**What the task requires:**
Write out the listing exactly as it is given.

**Data supplied:**
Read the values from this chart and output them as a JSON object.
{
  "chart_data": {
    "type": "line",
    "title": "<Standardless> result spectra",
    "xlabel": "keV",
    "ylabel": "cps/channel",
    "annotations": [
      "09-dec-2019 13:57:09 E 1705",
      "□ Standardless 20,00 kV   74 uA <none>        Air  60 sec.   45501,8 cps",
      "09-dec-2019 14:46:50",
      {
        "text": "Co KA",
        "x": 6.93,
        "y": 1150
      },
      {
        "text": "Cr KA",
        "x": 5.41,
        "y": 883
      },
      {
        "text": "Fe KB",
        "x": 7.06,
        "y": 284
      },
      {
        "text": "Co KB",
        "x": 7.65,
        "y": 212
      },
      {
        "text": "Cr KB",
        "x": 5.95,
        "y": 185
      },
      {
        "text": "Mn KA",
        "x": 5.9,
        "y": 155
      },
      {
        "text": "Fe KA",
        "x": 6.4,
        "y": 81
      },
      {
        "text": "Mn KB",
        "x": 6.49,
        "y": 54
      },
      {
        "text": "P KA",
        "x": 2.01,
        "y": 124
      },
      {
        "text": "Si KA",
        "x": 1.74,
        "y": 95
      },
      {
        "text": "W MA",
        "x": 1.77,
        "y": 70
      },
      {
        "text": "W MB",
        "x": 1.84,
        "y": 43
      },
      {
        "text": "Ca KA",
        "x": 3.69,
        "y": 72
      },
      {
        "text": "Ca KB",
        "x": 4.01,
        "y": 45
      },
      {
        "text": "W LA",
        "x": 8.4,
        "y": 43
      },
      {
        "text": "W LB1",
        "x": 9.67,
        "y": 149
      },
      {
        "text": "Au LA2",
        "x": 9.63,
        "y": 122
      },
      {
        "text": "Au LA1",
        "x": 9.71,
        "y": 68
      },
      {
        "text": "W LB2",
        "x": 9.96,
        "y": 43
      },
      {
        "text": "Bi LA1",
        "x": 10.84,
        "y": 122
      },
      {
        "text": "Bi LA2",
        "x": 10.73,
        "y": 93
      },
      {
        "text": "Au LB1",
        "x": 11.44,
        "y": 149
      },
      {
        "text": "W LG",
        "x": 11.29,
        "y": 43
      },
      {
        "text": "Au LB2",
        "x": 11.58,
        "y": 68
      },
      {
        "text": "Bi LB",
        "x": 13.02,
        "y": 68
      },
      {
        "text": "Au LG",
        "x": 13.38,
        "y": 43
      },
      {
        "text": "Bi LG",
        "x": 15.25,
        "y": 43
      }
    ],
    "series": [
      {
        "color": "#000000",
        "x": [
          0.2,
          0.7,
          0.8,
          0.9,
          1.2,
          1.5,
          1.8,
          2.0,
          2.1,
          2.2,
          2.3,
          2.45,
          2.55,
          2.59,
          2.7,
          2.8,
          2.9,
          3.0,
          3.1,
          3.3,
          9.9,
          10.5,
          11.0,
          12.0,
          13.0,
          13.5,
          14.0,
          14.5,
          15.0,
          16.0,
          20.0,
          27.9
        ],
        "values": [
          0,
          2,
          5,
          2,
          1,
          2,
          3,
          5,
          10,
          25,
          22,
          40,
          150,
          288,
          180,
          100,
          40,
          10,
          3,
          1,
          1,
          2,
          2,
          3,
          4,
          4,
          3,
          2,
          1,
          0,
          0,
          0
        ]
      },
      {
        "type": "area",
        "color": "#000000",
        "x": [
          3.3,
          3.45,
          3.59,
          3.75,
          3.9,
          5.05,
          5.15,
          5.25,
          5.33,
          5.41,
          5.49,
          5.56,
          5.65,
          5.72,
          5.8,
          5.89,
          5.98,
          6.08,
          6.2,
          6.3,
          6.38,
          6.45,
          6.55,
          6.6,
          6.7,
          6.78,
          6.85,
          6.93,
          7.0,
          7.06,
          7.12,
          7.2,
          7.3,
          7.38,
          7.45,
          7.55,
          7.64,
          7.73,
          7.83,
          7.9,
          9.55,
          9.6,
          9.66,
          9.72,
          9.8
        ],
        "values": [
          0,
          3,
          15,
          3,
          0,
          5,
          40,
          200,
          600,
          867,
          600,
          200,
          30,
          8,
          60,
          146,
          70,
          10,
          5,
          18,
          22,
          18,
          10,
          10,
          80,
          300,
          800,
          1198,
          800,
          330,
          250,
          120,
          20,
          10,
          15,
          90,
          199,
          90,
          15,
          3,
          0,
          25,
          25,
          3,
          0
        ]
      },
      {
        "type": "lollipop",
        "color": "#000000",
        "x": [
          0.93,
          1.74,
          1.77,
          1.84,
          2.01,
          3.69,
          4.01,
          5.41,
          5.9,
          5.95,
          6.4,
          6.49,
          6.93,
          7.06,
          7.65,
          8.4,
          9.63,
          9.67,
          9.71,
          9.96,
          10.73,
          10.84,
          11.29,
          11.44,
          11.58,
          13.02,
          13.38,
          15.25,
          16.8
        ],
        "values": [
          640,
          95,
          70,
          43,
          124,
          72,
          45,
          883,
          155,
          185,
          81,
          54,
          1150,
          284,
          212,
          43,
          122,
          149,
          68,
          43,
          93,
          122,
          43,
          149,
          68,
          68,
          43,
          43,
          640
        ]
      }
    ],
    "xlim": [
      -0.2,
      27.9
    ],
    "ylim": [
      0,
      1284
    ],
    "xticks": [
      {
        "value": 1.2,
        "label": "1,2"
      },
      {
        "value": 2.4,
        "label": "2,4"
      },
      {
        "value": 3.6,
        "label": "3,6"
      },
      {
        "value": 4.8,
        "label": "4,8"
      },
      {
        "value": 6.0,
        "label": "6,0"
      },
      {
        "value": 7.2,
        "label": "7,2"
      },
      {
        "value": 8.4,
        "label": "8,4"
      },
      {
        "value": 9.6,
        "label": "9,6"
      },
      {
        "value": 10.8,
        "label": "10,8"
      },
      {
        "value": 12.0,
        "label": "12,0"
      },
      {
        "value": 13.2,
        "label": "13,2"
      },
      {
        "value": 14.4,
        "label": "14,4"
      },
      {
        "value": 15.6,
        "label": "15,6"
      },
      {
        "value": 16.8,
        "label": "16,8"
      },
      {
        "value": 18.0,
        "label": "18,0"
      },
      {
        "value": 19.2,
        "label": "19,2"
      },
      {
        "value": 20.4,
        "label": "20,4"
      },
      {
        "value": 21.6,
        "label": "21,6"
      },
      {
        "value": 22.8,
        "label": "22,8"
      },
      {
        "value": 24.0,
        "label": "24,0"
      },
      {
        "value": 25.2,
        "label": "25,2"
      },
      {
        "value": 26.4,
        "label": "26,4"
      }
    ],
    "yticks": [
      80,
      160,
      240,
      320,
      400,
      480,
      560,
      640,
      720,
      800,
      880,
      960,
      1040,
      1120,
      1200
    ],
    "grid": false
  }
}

**Answer to this exercise:**
Read the values from this chart and output them as a JSON object.
{
  "chart_data": {
    "type": "line",
    "title": "<Standardless> result spectra",
    "xlabel": "keV",
    "ylabel": "cps/channel",
    "annotations": [
      "09-dec-2019 13:57:09 E 1705",
      "□ Standardless 20,00 kV   74 uA <none>        Air  60 sec.   45501,8 cps",
      "09-dec-2019 14:46:50",
      {
        "text": "Co KA",
        "x": 6.93,
        "y": 1150
      },
      {
        "text": "Cr KA",
        "x": 5.41,
        "y": 883
      },
      {
        "text": "Fe KB",
        "x": 7.06,
        "y": 284
      },
      {
        "text": "Co KB",
        "x": 7.65,
        "y": 212
      },
      {
        "text": "Cr KB",
        "x": 5.95,
        "y": 185
      },
      {
        "text": "Mn KA",
        "x": 5.9,
        "y": 155
      },
      {
        "text": "Fe KA",
        "x": 6.4,
        "y": 81
      },
      {
        "text": "Mn KB",
        "x": 6.49,
        "y": 54
      },
      {
        "text": "P KA",
        "x": 2.01,
        "y": 124
      },
      {
        "text": "Si KA",
        "x": 1.74,
        "y": 95
      },
      {
        "text": "W MA",
        "x": 1.77,
        "y": 70
      },
      {
        "text": "W MB",
        "x": 1.84,
        "y": 43
      },
      {
        "text": "Ca KA",
        "x": 3.69,
        "y": 72
      },
      {
        "text": "Ca KB",
        "x": 4.01,
        "y": 45
      },
      {
        "text": "W LA",
        "x": 8.4,
        "y": 43
      },
      {
        "text": "W LB1",
        "x": 9.67,
        "y": 149
      },
      {
        "text": "Au LA2",
        "x": 9.63,
        "y": 122
      },
      {
        "text": "Au LA1",
        "x": 9.71,
        "y": 68
      },
      {
        "text": "W LB2",
        "x": 9.96,
        "y": 43
      },
      {
        "text": "Bi LA1",
        "x": 10.84,
        "y": 122
      },
      {
        "text": "Bi LA2",
        "x": 10.73,
        "y": 93
      },
      {
        "text": "Au LB1",
        "x": 11.44,
        "y": 149
      },
      {
        "text": "W LG",
        "x": 11.29,
        "y": 43
      },
      {
        "text": "Au LB2",
        "x": 11.58,
        "y": 68
      },
      {
        "text": "Bi LB",
        "x": 13.02,
        "y": 68
      },
      {
        "text": "Au LG",
        "x": 13.38,
        "y": 43
      },
      {
        "text": "Bi LG",
        "x": 15.25,
        "y": 43
      }
    ],
    "series": [
      {
        "color": "#000000",
        "x": [
          0.2,
          0.7,
          0.8,
          0.9,
          1.2,
          1.5,
          1.8,
          2.0,
          2.1,
          2.2,
          2.3,
          2.45,
          2.55,
          2.59,
          2.7,
          2.8,
          2.9,
          3.0,
          3.1,
          3.3,
          9.9,
          10.5,
          11.0,
          12.0,
          13.0,
          13.5,
          14.0,
          14.5,
          15.0,
          16.0,
          20.0,
          27.9
        ],
        "values": [
          0,
          2,
          5,
          2,
          1,
          2,
          3,
          5,
          10,
          25,
          22,
          40,
          150,
          288,
          180,
          100,
          40,
          10,
          3,
          1,
          1,
          2,
          2,
          3,
          4,
          4,
          3,
          2,
          1,
          0,
          0,
          0
        ]
      },
      {
        "type": "area",
        "color": "#000000",
        "x": [
          3.3,
          3.45,
          3.59,
          3.75,
          3.9,
          5.05,
          5.15,
          5.25,
          5.33,
          5.41,
          5.49,
          5.56,
          5.65,
          5.72,
          5.8,
          5.89,
          5.98,
          6.08,
          6.2,
          6.3,
          6.38,
          6.45,
          6.55,
          6.6,
          6.7,
          6.78,
          6.85,
          6.93,
          7.0,
          7.06,
          7.12,
          7.2,
          7.3,
          7.38,
          7.45,
          7.55,
          7.64,
          7.73,
          7.83,
          7.9,
          9.55,
          9.6,
          9.66,
          9.72,
          9.8
        ],
        "values": [
          0,
          3,
          15,
          3,
          0,
          5,
          40,
          200,
          600,
          867,
          600,
          200,
          30,
          8,
          60,
          146,
          70,
          10,
          5,
          18,
          22,
          18,
          10,
          10,
          80,
          300,
          800,
          1198,
          800,
          330,
          250,
          120,
          20,
          10,
          15,
          90,
          199,
          90,
          15,
          3,
          0,
          25,
          25,
          3,
          0
        ]
      },
      {
        "type": "lollipop",
        "color": "#000000",
        "x": [
          0.93,
          1.74,
          1.77,
          1.84,
          2.01,
          3.69,
          4.01,
          5.41,
          5.9,
          5.95,
          6.4,
          6.49,
          6.93,
          7.06,
          7.65,
          8.4,
          9.63,
          9.67,
          9.71,
          9.96,
          10.73,
          10.84,
          11.29,
          11.44,
          11.58,
          13.02,
          13.38,
          15.25,
          16.8
        ],
        "values": [
          640,
          95,
          70,
          43,
          124,
          72,
          45,
          883,
          155,
          185,
          81,
          54,
          1150,
          284,
          212,
          43,
          122,
          149,
          68,
          43,
          93,
          122,
          43,
          149,
          68,
          68,
          43,
          43,
          640
        ]
      }
    ],
    "xlim": [
      -0.2,
      27.9
    ],
    "ylim": [
      0,
      1284
    ],
    "xticks": [
      {
        "value": 1.2,
        "label": "1,2"
      },
      {
        "value": 2.4,
        "label": "2,4"
      },
      {
        "value": 3.6,
        "label": "3,6"
      },
      {
        "value": 4.8,
        "label": "4,8"
      },
      {
        "value": 6.0,
        "label": "6,0"
      },
      {
        "value": 7.2,
        "label": "7,2"
      },
      {
        "value": 8.4,
        "label": "8,4"
      },
      {
        "value": 9.6,
        "label": "9,6"
      },
      {
        "value": 10.8,
        "label": "10,8"
      },
      {
        "value": 12.0,
        "label": "12,0"
      },
      {
        "value": 13.2,
        "label": "13,2"
      },
      {
        "value": 14.4,
        "label": "14,4"
      },
      {
        "value": 15.6,
        "label": "15,6"
      },
      {
        "value": 16.8,
        "label": "16,8"
      },
      {
        "value": 18.0,
        "label": "18,0"
      },
      {
        "value": 19.2,
        "label": "19,2"
      },
      {
        "value": 20.4,
        "label": "20,4"
      },
      {
        "value": 21.6,
        "label": "21,6"
      },
      {
        "value": 22.8,
        "label": "22,8"
      },
      {
        "value": 24.0,
        "label": "24,0"
      },
      {
        "value": 25.2,
        "label": "25,2"
      },
      {
        "value": 26.4,
        "label": "26,4"
      }
    ],
    "yticks": [
      80,
      160,
      240,
      320,
      400,
      480,
      560,
      640,
      720,
      800,
      880,
      960,
      1040,
      1120,
      1200
    ],
    "grid": false
  }
}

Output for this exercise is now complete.